# Good TV



## bps3040 (Jan 6, 2008)

This was good so I borrowed it from another site. It was a report on concealed carry.... in a positive light.

http://wmctv.com/Global/story.asp?S=7887906

Ron Krelstein, a Germantown self-defense attorney who wrote the Memphis Police Department's "shoot, don't shoot" policy in 1971, says the law also provides civil immunity to any Tennessee citizen who kills someone in self-defense. That means they cannot be sued by the attacker's family for losses or damages.

Wish we had that in Texas!


----------



## SuckLead (Jul 4, 2006)

Nice. I wish more news outlets would do spots like that.


----------



## Liko81 (Nov 21, 2007)

bps3040 said:


> This was good so I borrowed it from another site. It was a report on concealed carry.... in a positive light.
> 
> http://wmctv.com/Global/story.asp?S=7887906
> 
> ...


Actually, we do. Civil Practice and Remedies Code, Chapter 83: If you are found to be justified in using force or deadly force under Section 9, you have civil immunity against any civil action brought by the person, representative, or next-of-kin of the person against whom the deadly force was used.

Note this does not shield you from damage to third parties found to be "reckless". If you shoot at a BG and hit a bystander, that bystander could still have a case against you if your action meets the standard for recklessness, which negates justification.


----------

* **PROBLEMS**:
[1] According to the concealed carry thread, in what year did Ron Krelstein write the Memphis Police Department's "shoot, don't shoot" policy?
[2] Do these statements agree with the concealed carry thread? Answer yes or no for each, and quote the words that decide it.
(a) Ron Krelstein is a self-defense attorney from Germantown.
(b) The Texas civil immunity also protects a shooter from claims by a bystander who was hit.
(c) The Texas civil immunity is found in Chapter 83 of the Civil Practice and Remedies Code.
[3] Reproduce the part of the concealed carry thread that begins at the words "Ron Krelstein, a" and stop after "(Jul 4, 2006)".
The lines that come after this are not needed for anything here.

* **SUPPLIED INFORMATION**:

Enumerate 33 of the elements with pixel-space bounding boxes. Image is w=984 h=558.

* **FINAL ANSWERS**:
[1] 1971

[2]
(a) Yes: "Ron Krelstein, a Germantown self-defense attorney"
(b) No: "If you shoot at a BG and hit a bystander, that bystander could still have a case against you"
(c) Yes: "Civil Practice and Remedies Code, Chapter 83"

[3]
Ron Krelstein, a Germantown self-defense attorney who wrote the Memphis Police Department's "shoot, don't shoot" policy in 1971, says the law also provides civil immunity to any Tennessee citizen who kills someone in self-defense. That means they cannot be sued by the attacker's family for losses or damages.

Wish we had that in Texas!


----------



## SuckLead (Jul 4, 2006)